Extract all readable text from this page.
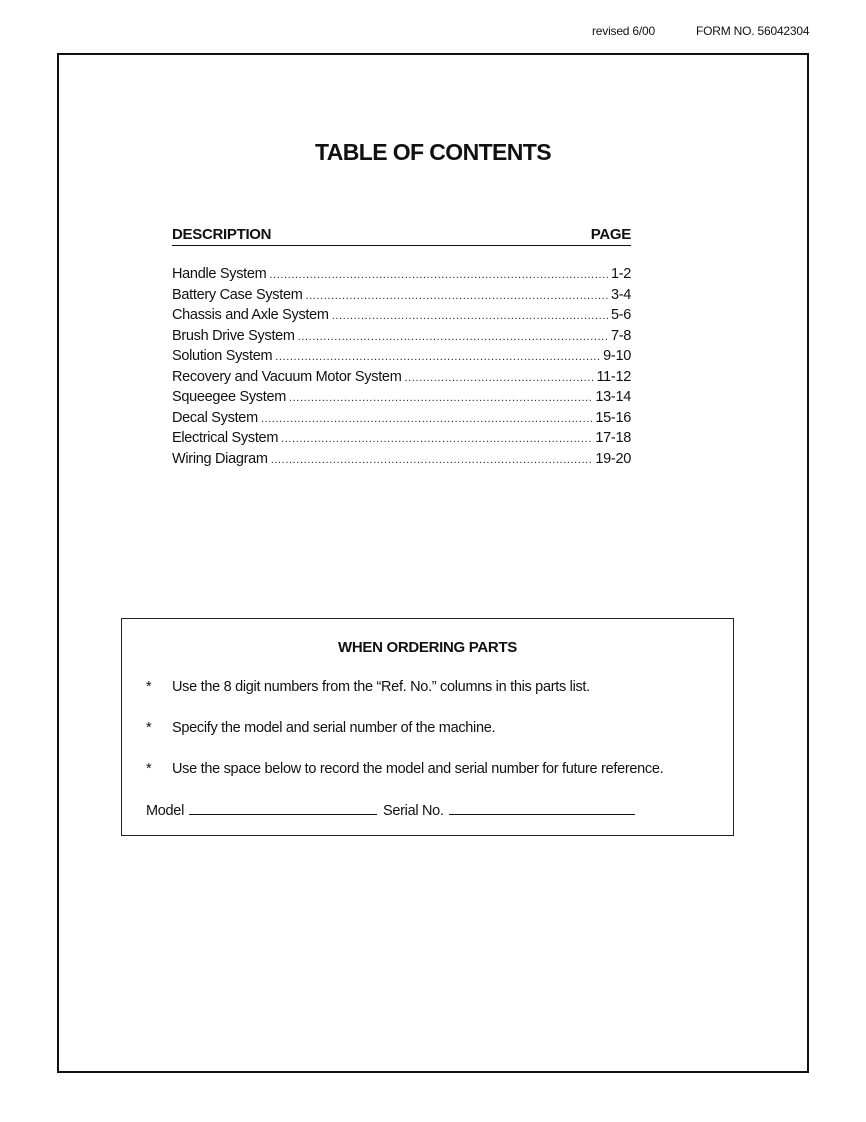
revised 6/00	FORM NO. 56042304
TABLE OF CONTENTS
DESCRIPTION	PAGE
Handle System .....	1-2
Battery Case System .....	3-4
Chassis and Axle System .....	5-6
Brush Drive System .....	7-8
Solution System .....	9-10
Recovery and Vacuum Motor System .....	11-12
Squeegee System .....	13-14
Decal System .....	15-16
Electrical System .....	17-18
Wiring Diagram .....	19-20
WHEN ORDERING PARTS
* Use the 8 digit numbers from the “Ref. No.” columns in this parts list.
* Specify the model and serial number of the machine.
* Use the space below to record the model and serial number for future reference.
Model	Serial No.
---
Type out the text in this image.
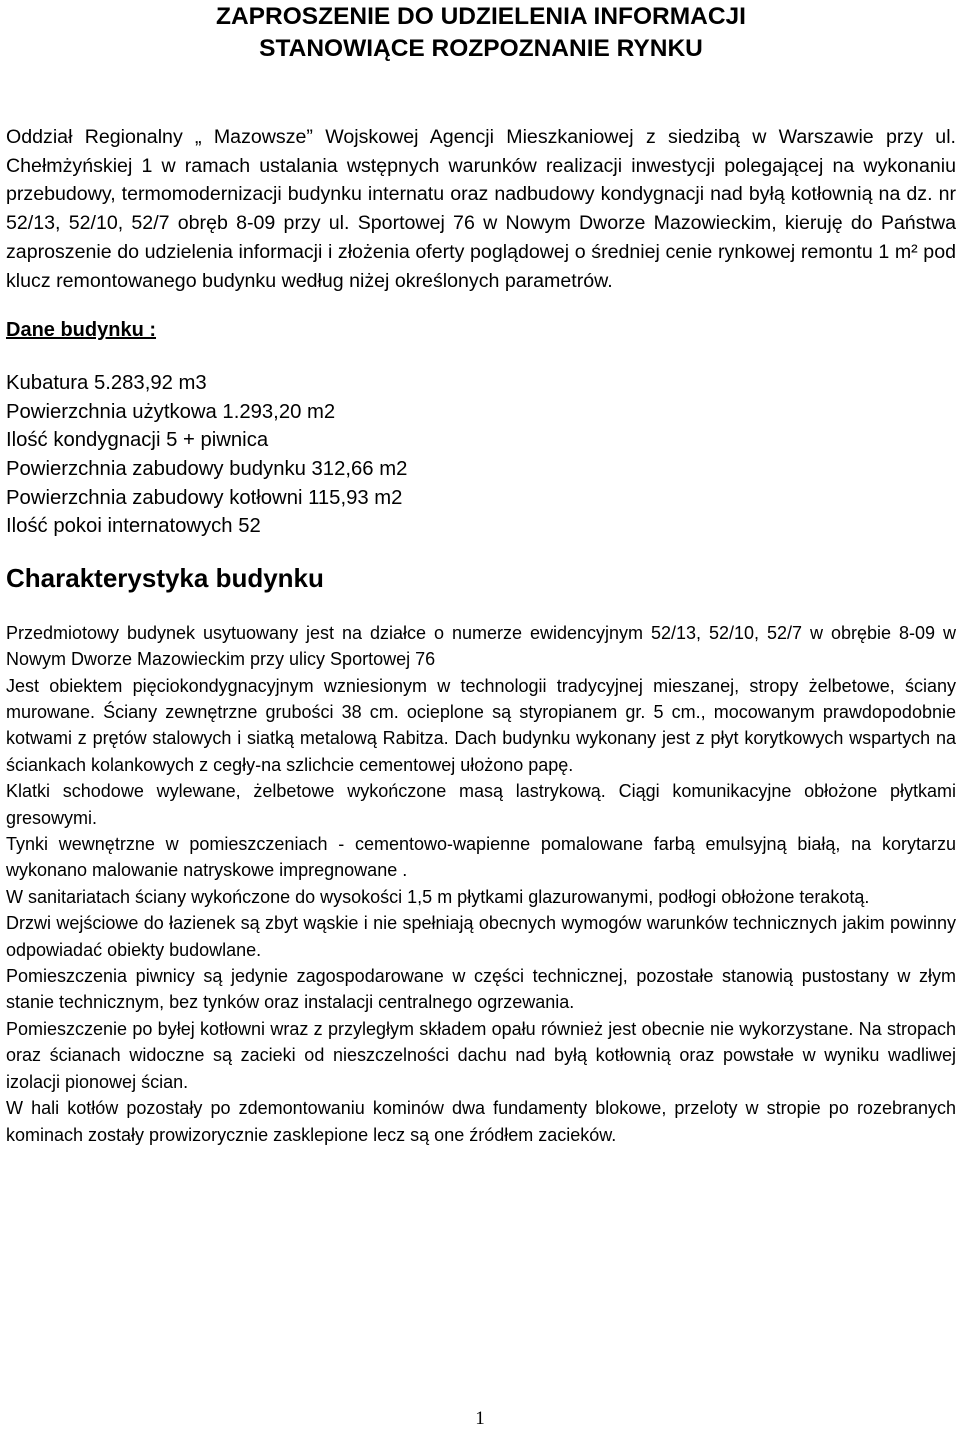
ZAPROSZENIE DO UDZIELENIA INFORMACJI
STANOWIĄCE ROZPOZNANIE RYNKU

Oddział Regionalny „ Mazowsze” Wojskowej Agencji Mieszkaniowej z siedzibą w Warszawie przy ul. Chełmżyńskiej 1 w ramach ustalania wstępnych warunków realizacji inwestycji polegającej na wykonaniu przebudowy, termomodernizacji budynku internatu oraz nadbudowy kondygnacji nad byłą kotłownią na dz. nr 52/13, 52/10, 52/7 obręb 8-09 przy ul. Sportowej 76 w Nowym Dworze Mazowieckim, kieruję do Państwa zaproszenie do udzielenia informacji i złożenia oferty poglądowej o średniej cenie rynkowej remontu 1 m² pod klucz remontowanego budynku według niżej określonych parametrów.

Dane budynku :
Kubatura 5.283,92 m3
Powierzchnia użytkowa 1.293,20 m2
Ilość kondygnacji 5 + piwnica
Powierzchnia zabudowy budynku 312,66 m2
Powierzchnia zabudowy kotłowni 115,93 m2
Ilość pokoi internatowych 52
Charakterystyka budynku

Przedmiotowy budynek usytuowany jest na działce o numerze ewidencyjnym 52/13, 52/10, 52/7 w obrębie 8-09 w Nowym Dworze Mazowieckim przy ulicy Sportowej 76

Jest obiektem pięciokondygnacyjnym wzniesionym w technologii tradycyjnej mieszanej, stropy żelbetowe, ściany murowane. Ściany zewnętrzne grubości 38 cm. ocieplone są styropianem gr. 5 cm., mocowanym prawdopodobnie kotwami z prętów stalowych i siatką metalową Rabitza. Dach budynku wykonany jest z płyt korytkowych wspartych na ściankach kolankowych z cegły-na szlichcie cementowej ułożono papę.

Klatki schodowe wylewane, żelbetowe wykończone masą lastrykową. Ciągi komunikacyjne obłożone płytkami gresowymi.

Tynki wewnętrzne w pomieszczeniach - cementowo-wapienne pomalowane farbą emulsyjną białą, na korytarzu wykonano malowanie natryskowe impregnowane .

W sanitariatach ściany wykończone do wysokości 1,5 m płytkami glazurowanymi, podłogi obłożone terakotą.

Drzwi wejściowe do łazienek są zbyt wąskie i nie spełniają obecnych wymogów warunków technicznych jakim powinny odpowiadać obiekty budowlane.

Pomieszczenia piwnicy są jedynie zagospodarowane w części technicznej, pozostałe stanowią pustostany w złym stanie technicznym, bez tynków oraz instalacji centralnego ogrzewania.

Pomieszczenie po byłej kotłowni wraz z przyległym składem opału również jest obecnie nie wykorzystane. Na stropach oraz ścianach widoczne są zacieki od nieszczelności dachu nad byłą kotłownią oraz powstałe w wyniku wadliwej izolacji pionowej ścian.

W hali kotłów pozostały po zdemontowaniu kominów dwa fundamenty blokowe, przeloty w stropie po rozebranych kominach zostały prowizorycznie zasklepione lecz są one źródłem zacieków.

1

- What is required -
Reply with nothing except the number of lines in the listing above that include the string "zabudowy".

- Answer to the exercise -
2